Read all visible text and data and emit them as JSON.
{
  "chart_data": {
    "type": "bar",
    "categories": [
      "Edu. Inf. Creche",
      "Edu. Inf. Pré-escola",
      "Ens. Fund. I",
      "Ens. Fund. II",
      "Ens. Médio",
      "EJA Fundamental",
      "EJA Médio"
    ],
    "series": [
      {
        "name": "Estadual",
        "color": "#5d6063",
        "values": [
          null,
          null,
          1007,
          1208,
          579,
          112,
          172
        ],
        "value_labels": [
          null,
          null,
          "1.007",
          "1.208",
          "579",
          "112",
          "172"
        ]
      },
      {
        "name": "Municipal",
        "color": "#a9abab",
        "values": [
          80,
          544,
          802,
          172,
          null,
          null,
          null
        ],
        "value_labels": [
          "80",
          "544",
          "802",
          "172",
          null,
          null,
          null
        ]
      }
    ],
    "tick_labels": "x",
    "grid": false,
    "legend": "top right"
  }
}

...

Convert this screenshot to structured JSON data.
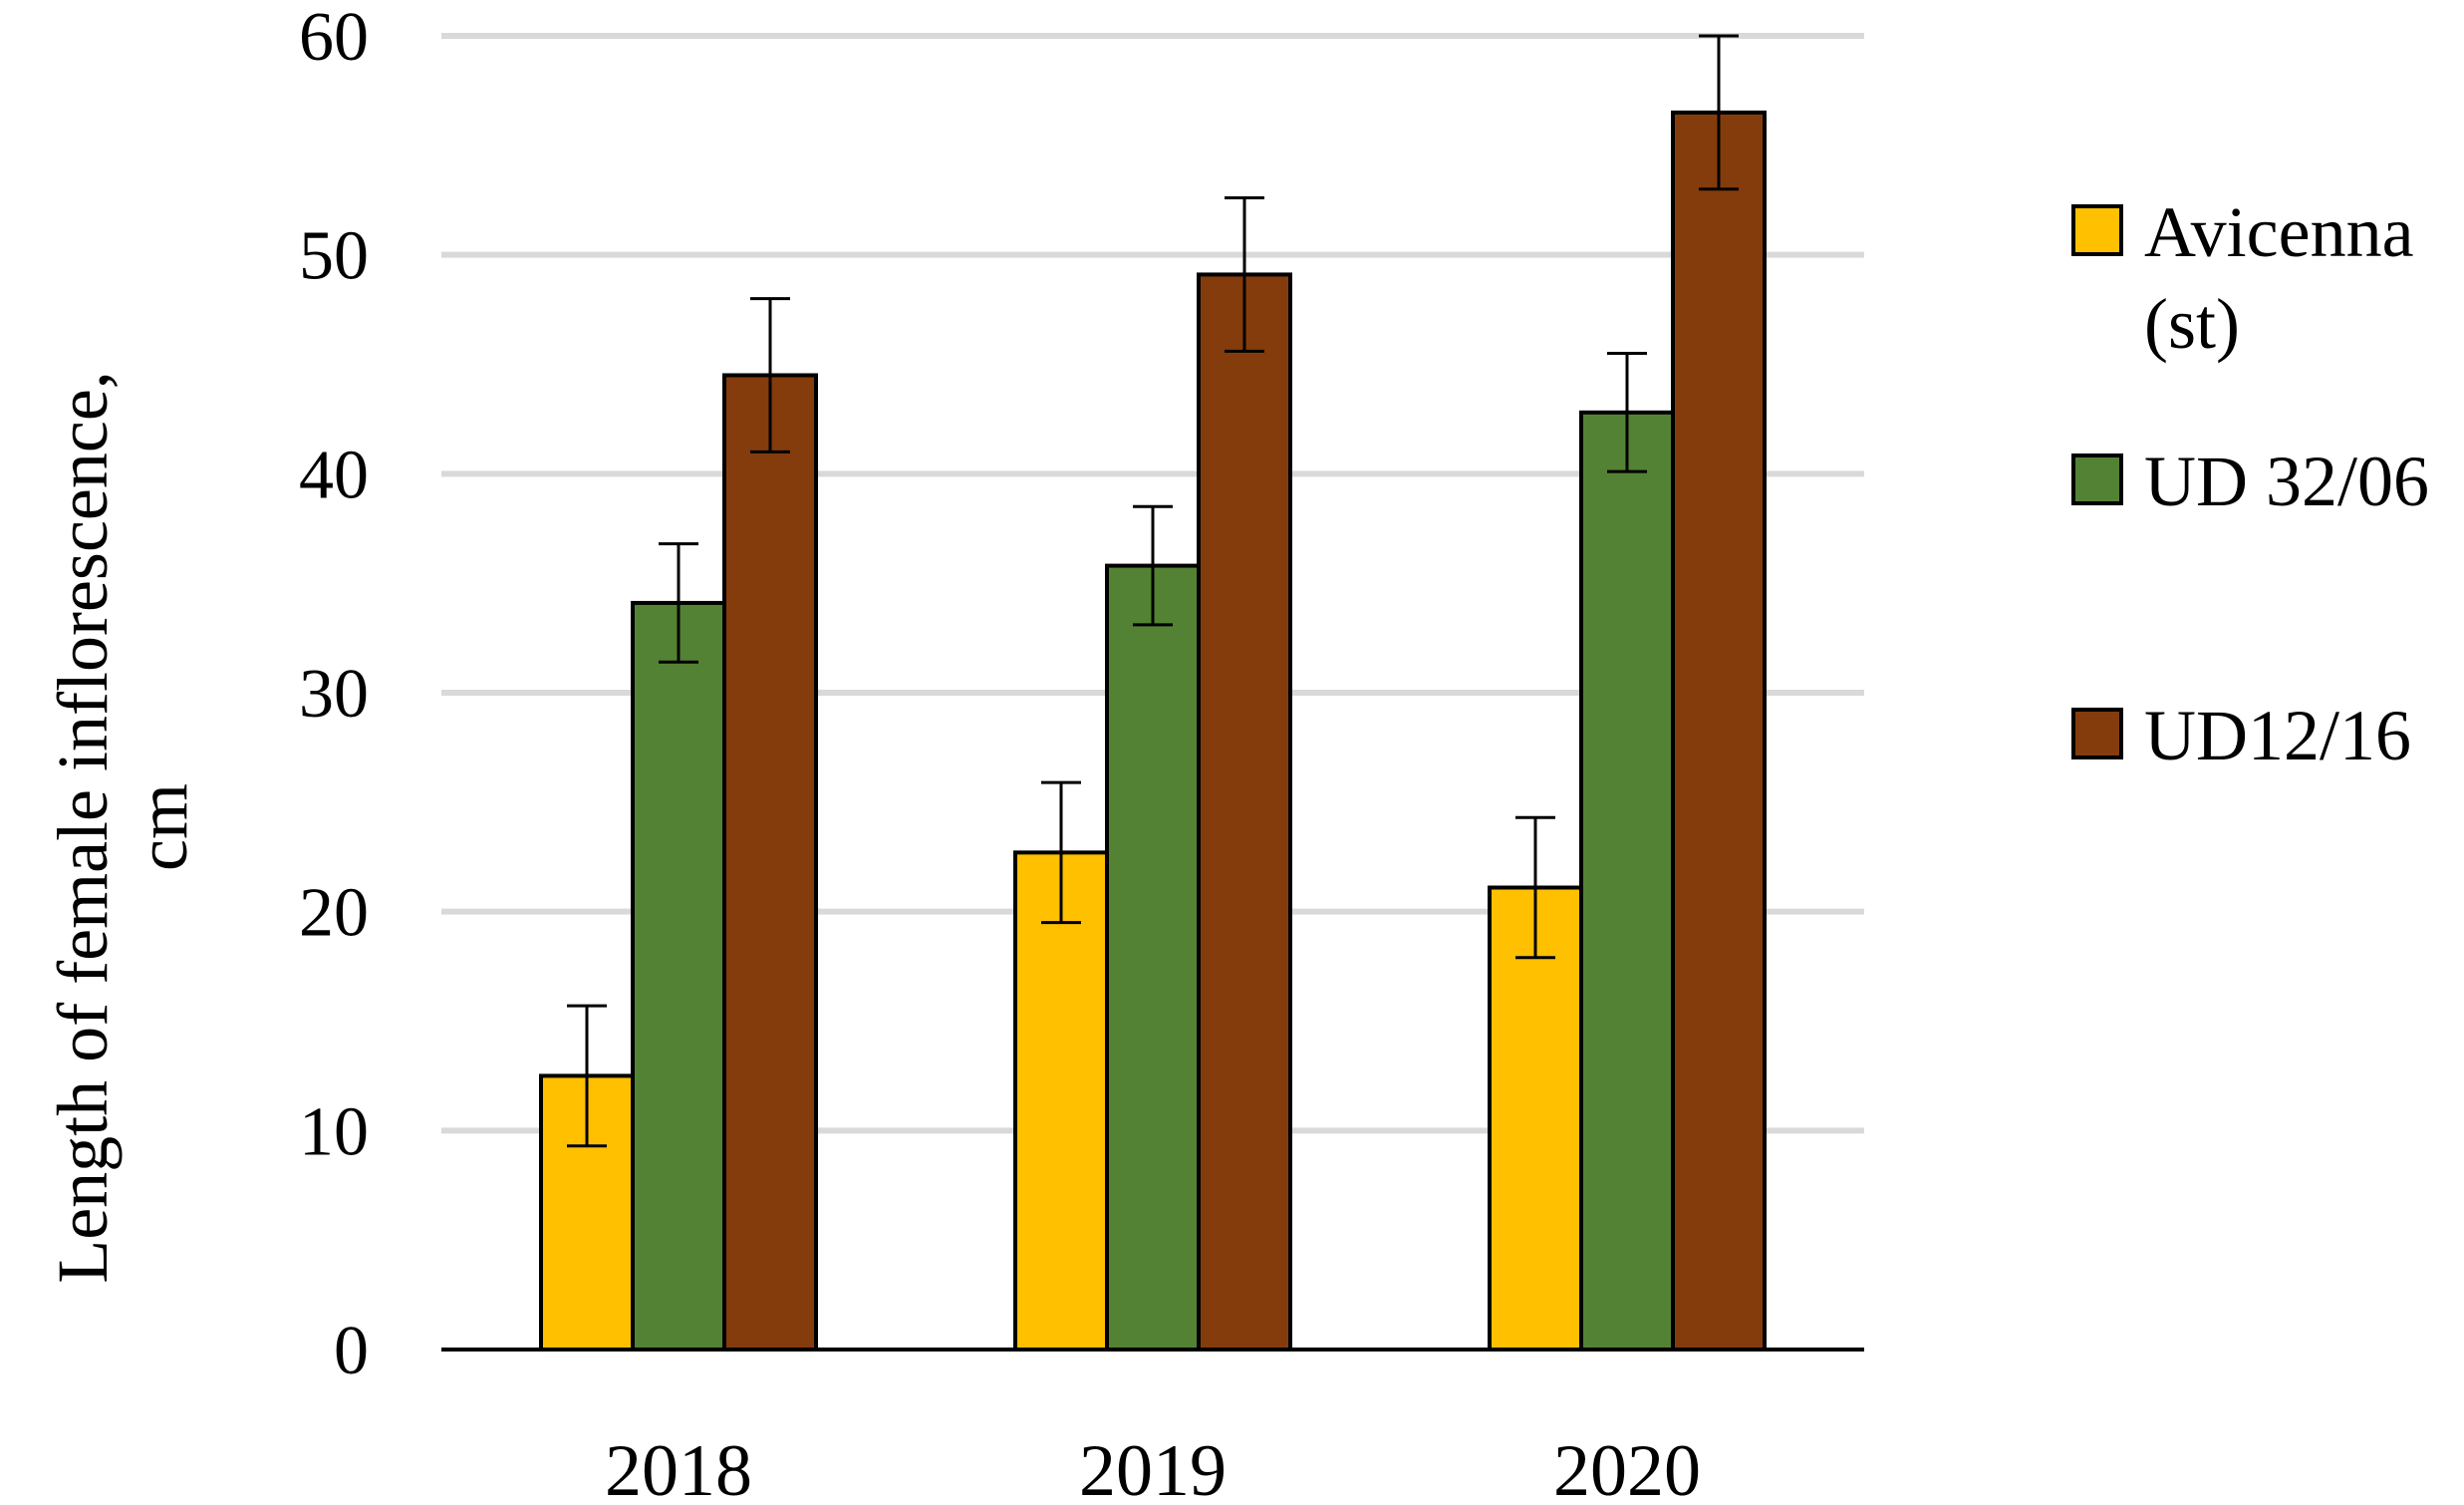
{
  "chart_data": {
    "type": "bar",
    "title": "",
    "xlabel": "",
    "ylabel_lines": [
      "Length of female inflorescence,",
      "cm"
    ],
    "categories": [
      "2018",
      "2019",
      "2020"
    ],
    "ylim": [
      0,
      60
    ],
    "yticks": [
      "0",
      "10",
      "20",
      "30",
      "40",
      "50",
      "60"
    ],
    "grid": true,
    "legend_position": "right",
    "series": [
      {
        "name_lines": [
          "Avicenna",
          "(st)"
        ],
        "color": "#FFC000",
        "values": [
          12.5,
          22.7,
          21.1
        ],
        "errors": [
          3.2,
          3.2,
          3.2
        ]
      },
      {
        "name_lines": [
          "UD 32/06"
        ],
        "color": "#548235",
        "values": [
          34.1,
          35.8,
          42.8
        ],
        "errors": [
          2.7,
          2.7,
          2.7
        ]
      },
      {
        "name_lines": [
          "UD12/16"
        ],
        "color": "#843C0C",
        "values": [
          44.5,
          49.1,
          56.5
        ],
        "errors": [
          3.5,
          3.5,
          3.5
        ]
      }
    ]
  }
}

TASK PROMPT -
Gather from the records above every line containing the string "color".

EXERCISE SOLUTION -
        "color": "#5d6063",
        "color": "#a9abab",
        "color": "#FFC000",
        "color": "#548235",
        "color": "#843C0C",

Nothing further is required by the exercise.